Indices Forecast: #SP500,#DAX,#NASDAQ100,#CAC (16 April 2024)

CAC Forecast: Paris Gives Up Early Gains

  • The Parisian CAC 40 has initially rallied during the training session on Monday, but has given back in the early gain.
  • While we did end up forming a bit of a shooting star, it’s not necessarily something that I’m overly concerned about, as it looks more like consolidation at this point than anything else.
  • In fact, you could almost make an argument that we are in the midst of forming some type of Polish flag, which of course a lot of traders will pay attention to.

The Trend

The trend has been higher for stock markets around the world for some time now, as it appears that people are waiting for central banks to cut rates yet again. The European Central Bank might even be cutting it soon as this summer, and if that’s going to be the case it could add a little bit of liquidity to the CAC, the DAX, the MIB, the AMX, etc. In general, I think European indices should do fairly well, at least initially. The question then becomes whether or not the ECB is cutting because of some type of emergency that it can get its arms around?
────────────────
▶ Directive A: In the CAC forecast, which direction has the trend been for stock markets around the world?
▶ Directive B: Rewrite the stretch from "The trend has" through "its arms around?" in the CAC forecast, using "policymakers" in place of "central banks".

▶ Data segment:
────────────────
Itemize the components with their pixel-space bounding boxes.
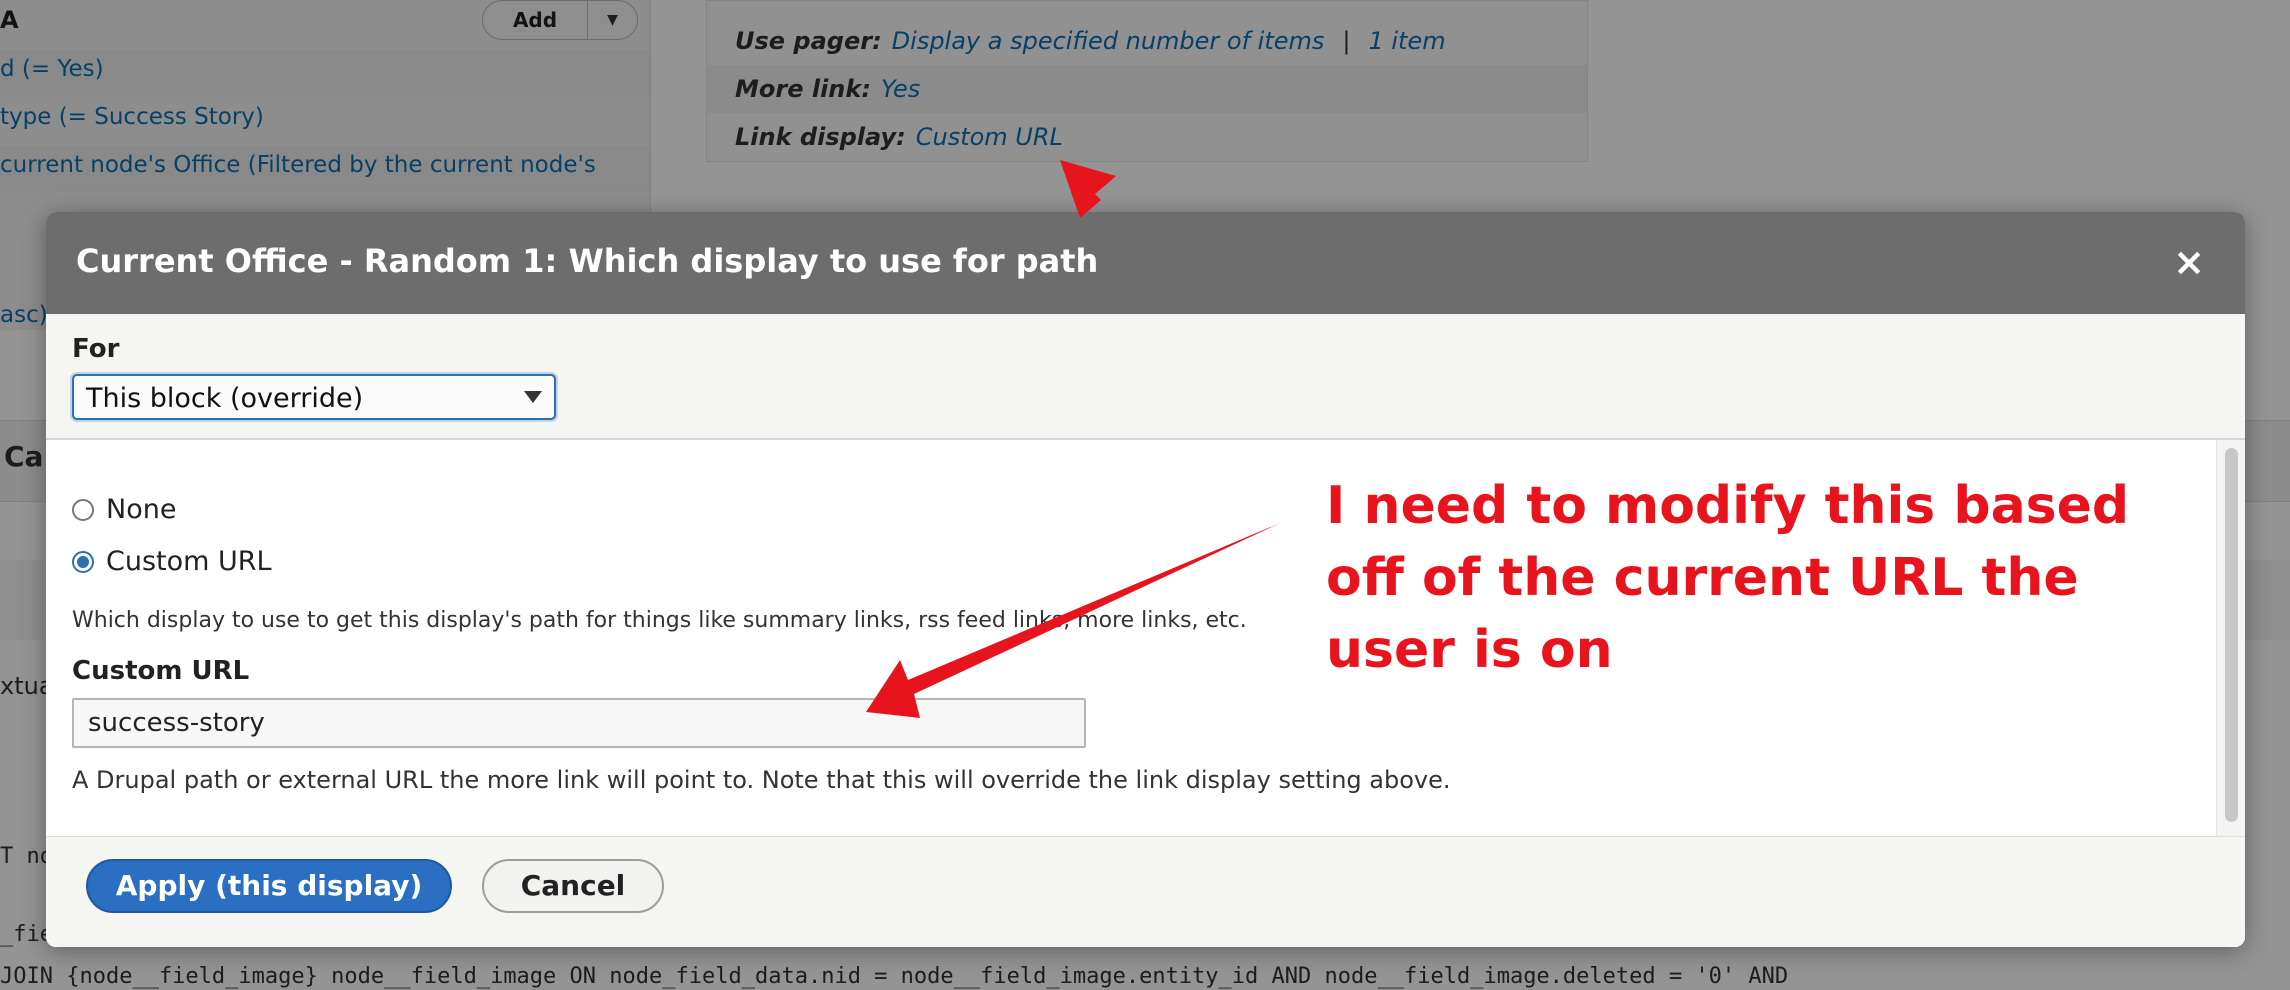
────────────────
▶ Correct response A: Higher, for some time now.

▶ Correct response B:
The trend has been higher for stock markets around the world for some time now, as it appears that people are waiting for policymakers to cut rates yet again. The European Central Bank might even be cutting it soon as this summer, and if that’s going to be the case it could add a little bit of liquidity to the CAC, the DAX, the MIB, the AMX, etc. In general, I think European indices should do fairly well, at least initially. The question then becomes whether or not the ECB is cutting because of some type of emergency that it can get its arms around?